Exactly as given, repeat all of the entries.
■ ■ ■ ■ ■
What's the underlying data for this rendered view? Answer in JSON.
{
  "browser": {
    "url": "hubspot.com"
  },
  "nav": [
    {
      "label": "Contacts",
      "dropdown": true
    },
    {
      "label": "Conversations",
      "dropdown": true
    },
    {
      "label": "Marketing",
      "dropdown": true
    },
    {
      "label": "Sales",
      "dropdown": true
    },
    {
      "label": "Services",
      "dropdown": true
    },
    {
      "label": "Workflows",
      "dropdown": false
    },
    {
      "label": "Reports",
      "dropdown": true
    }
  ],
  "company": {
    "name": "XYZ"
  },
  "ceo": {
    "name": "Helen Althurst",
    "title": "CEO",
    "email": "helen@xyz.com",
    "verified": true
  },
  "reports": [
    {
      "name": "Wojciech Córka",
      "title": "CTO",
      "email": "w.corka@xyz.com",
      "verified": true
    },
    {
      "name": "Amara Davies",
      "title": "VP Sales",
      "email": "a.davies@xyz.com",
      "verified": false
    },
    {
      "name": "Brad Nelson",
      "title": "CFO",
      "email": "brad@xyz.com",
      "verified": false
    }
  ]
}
■ ■ ■ ■ ■
## [Written response]
What's the underlying data for this rendered view? Answer in JSON.
{
  "browser": {
    "url": "hubspot.com"
  },
  "nav": [
    {
      "label": "Contacts",
      "dropdown": true
    },
    {
      "label": "Conversations",
      "dropdown": true
    },
    {
      "label": "Marketing",
      "dropdown": true
    },
    {
      "label": "Sales",
      "dropdown": true
    },
    {
      "label": "Services",
      "dropdown": true
    },
    {
      "label": "Workflows",
      "dropdown": false
    },
    {
      "label": "Reports",
      "dropdown": true
    }
  ],
  "company": {
    "name": "XYZ"
  },
  "ceo": {
    "name": "Helen Althurst",
    "title": "CEO",
    "email": "helen@xyz.com",
    "verified": true
  },
  "reports": [
    {
      "name": "Wojciech Córka",
      "title": "CTO",
      "email": "w.corka@xyz.com",
      "verified": true
    },
    {
      "name": "Amara Davies",
      "title": "VP Sales",
      "email": "a.davies@xyz.com",
      "verified": false
    },
    {
      "name": "Brad Nelson",
      "title": "CFO",
      "email": "brad@xyz.com",
      "verified": false
    }
  ]
}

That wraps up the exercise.